(Dataset items)
------------------------------------------------------------
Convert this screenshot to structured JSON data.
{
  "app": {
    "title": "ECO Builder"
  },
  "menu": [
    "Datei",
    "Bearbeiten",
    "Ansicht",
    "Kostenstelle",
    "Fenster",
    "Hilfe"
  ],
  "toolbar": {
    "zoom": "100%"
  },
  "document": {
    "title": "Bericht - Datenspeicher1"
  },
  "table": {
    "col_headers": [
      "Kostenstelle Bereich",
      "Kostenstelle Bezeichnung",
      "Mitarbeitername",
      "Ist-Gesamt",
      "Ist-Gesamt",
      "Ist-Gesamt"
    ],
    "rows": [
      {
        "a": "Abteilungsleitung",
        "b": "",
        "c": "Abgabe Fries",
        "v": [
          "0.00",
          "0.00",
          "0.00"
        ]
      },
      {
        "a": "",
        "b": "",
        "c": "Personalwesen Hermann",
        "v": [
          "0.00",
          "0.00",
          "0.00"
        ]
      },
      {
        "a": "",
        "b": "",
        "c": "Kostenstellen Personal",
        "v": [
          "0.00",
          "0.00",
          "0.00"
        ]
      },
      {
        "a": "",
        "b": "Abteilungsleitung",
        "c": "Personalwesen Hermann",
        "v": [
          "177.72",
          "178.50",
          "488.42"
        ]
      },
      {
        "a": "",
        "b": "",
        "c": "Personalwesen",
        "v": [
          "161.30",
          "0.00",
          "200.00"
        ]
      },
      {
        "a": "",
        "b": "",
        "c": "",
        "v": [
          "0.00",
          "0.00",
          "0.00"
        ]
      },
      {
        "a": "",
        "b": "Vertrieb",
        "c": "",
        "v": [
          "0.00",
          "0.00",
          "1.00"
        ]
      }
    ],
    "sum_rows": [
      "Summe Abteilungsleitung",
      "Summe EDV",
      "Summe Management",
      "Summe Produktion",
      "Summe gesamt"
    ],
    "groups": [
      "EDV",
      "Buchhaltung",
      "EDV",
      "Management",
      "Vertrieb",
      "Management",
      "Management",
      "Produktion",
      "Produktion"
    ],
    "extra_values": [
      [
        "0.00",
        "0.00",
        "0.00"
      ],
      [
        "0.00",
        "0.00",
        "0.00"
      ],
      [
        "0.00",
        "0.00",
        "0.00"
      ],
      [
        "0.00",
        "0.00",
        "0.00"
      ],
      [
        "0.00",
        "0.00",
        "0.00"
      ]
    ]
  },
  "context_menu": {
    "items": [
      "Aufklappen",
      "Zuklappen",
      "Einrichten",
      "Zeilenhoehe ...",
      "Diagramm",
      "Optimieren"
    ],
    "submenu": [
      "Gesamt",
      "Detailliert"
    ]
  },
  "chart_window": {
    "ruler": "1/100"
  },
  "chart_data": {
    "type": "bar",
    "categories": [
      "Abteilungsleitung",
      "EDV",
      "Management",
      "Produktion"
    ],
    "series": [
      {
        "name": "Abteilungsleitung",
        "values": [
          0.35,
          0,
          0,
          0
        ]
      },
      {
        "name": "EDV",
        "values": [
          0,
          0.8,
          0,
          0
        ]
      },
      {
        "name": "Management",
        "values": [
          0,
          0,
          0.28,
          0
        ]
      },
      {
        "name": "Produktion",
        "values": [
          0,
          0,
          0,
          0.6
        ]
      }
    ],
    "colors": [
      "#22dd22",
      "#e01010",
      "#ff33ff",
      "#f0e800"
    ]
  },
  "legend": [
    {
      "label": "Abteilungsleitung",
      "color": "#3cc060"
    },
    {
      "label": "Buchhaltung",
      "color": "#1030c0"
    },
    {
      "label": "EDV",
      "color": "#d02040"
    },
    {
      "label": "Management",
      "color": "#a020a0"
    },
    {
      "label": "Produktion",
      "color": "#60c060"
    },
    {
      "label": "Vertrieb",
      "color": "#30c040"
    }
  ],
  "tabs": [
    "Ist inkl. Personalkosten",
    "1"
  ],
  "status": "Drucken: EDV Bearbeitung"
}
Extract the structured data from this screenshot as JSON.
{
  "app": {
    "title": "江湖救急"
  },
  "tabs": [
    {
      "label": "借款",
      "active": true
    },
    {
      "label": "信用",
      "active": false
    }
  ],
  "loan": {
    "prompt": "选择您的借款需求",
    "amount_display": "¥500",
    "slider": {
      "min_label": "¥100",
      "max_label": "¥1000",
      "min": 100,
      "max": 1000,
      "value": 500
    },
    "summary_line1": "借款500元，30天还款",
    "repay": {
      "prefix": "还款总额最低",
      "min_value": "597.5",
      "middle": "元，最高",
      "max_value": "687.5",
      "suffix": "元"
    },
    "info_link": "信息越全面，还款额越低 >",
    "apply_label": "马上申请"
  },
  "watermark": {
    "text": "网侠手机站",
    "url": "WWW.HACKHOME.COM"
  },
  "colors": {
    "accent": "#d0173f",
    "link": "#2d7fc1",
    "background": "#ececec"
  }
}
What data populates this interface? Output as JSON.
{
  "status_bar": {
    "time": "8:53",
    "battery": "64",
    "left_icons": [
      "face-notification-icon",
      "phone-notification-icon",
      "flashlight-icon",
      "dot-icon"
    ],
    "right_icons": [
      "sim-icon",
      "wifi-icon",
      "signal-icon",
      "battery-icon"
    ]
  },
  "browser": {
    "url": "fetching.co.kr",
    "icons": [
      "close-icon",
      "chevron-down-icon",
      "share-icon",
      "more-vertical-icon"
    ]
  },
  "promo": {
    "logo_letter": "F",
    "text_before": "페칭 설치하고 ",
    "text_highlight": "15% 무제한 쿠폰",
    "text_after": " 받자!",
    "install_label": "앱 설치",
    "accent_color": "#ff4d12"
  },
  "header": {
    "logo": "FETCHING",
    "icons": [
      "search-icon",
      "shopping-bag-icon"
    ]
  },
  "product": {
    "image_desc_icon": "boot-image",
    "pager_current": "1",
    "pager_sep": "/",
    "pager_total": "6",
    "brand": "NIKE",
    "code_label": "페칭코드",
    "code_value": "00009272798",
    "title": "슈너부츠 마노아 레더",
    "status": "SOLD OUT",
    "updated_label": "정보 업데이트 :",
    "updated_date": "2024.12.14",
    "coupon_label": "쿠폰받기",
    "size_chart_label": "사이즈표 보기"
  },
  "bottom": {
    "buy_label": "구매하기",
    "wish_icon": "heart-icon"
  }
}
------------------------------------------------------------
### The problem
Copy all data exactly, start to finish.

### Response to this exercise
Convert this screenshot to structured JSON data.
{
  "app": {
    "title": "ECO Builder"
  },
  "menu": [
    "Datei",
    "Bearbeiten",
    "Ansicht",
    "Kostenstelle",
    "Fenster",
    "Hilfe"
  ],
  "toolbar": {
    "zoom": "100%"
  },
  "document": {
    "title": "Bericht - Datenspeicher1"
  },
  "table": {
    "col_headers": [
      "Kostenstelle Bereich",
      "Kostenstelle Bezeichnung",
      "Mitarbeitername",
      "Ist-Gesamt",
      "Ist-Gesamt",
      "Ist-Gesamt"
    ],
    "rows": [
      {
        "a": "Abteilungsleitung",
        "b": "",
        "c": "Abgabe Fries",
        "v": [
          "0.00",
          "0.00",
          "0.00"
        ]
      },
      {
        "a": "",
        "b": "",
        "c": "Personalwesen Hermann",
        "v": [
          "0.00",
          "0.00",
          "0.00"
        ]
      },
      {
        "a": "",
        "b": "",
        "c": "Kostenstellen Personal",
        "v": [
          "0.00",
          "0.00",
          "0.00"
        ]
      },
      {
        "a": "",
        "b": "Abteilungsleitung",
        "c": "Personalwesen Hermann",
        "v": [
          "177.72",
          "178.50",
          "488.42"
        ]
      },
      {
        "a": "",
        "b": "",
        "c": "Personalwesen",
        "v": [
          "161.30",
          "0.00",
          "200.00"
        ]
      },
      {
        "a": "",
        "b": "",
        "c": "",
        "v": [
          "0.00",
          "0.00",
          "0.00"
        ]
      },
      {
        "a": "",
        "b": "Vertrieb",
        "c": "",
        "v": [
          "0.00",
          "0.00",
          "1.00"
        ]
      }
    ],
    "sum_rows": [
      "Summe Abteilungsleitung",
      "Summe EDV",
      "Summe Management",
      "Summe Produktion",
      "Summe gesamt"
    ],
    "groups": [
      "EDV",
      "Buchhaltung",
      "EDV",
      "Management",
      "Vertrieb",
      "Management",
      "Management",
      "Produktion",
      "Produktion"
    ],
    "extra_values": [
      [
        "0.00",
        "0.00",
        "0.00"
      ],
      [
        "0.00",
        "0.00",
        "0.00"
      ],
      [
        "0.00",
        "0.00",
        "0.00"
      ],
      [
        "0.00",
        "0.00",
        "0.00"
      ],
      [
        "0.00",
        "0.00",
        "0.00"
      ]
    ]
  },
  "context_menu": {
    "items": [
      "Aufklappen",
      "Zuklappen",
      "Einrichten",
      "Zeilenhoehe ...",
      "Diagramm",
      "Optimieren"
    ],
    "submenu": [
      "Gesamt",
      "Detailliert"
    ]
  },
  "chart_window": {
    "ruler": "1/100"
  },
  "chart_data": {
    "type": "bar",
    "categories": [
      "Abteilungsleitung",
      "EDV",
      "Management",
      "Produktion"
    ],
    "series": [
      {
        "name": "Abteilungsleitung",
        "values": [
          0.35,
          0,
          0,
          0
        ]
      },
      {
        "name": "EDV",
        "values": [
          0,
          0.8,
          0,
          0
        ]
      },
      {
        "name": "Management",
        "values": [
          0,
          0,
          0.28,
          0
        ]
      },
      {
        "name": "Produktion",
        "values": [
          0,
          0,
          0,
          0.6
        ]
      }
    ],
    "colors": [
      "#22dd22",
      "#e01010",
      "#ff33ff",
      "#f0e800"
    ]
  },
  "legend": [
    {
      "label": "Abteilungsleitung",
      "color": "#3cc060"
    },
    {
      "label": "Buchhaltung",
      "color": "#1030c0"
    },
    {
      "label": "EDV",
      "color": "#d02040"
    },
    {
      "label": "Management",
      "color": "#a020a0"
    },
    {
      "label": "Produktion",
      "color": "#60c060"
    },
    {
      "label": "Vertrieb",
      "color": "#30c040"
    }
  ],
  "tabs": [
    "Ist inkl. Personalkosten",
    "1"
  ],
  "status": "Drucken: EDV Bearbeitung"
}
Extract the structured data from this screenshot as JSON.
{
  "app": {
    "title": "江湖救急"
  },
  "tabs": [
    {
      "label": "借款",
      "active": true
    },
    {
      "label": "信用",
      "active": false
    }
  ],
  "loan": {
    "prompt": "选择您的借款需求",
    "amount_display": "¥500",
    "slider": {
      "min_label": "¥100",
      "max_label": "¥1000",
      "min": 100,
      "max": 1000,
      "value": 500
    },
    "summary_line1": "借款500元，30天还款",
    "repay": {
      "prefix": "还款总额最低",
      "min_value": "597.5",
      "middle": "元，最高",
      "max_value": "687.5",
      "suffix": "元"
    },
    "info_link": "信息越全面，还款额越低 >",
    "apply_label": "马上申请"
  },
  "watermark": {
    "text": "网侠手机站",
    "url": "WWW.HACKHOME.COM"
  },
  "colors": {
    "accent": "#d0173f",
    "link": "#2d7fc1",
    "background": "#ececec"
  }
}
What data populates this interface? Output as JSON.
{
  "status_bar": {
    "time": "8:53",
    "battery": "64",
    "left_icons": [
      "face-notification-icon",
      "phone-notification-icon",
      "flashlight-icon",
      "dot-icon"
    ],
    "right_icons": [
      "sim-icon",
      "wifi-icon",
      "signal-icon",
      "battery-icon"
    ]
  },
  "browser": {
    "url": "fetching.co.kr",
    "icons": [
      "close-icon",
      "chevron-down-icon",
      "share-icon",
      "more-vertical-icon"
    ]
  },
  "promo": {
    "logo_letter": "F",
    "text_before": "페칭 설치하고 ",
    "text_highlight": "15% 무제한 쿠폰",
    "text_after": " 받자!",
    "install_label": "앱 설치",
    "accent_color": "#ff4d12"
  },
  "header": {
    "logo": "FETCHING",
    "icons": [
      "search-icon",
      "shopping-bag-icon"
    ]
  },
  "product": {
    "image_desc_icon": "boot-image",
    "pager_current": "1",
    "pager_sep": "/",
    "pager_total": "6",
    "brand": "NIKE",
    "code_label": "페칭코드",
    "code_value": "00009272798",
    "title": "슈너부츠 마노아 레더",
    "status": "SOLD OUT",
    "updated_label": "정보 업데이트 :",
    "updated_date": "2024.12.14",
    "coupon_label": "쿠폰받기",
    "size_chart_label": "사이즈표 보기"
  },
  "bottom": {
    "buy_label": "구매하기",
    "wish_icon": "heart-icon"
  }
}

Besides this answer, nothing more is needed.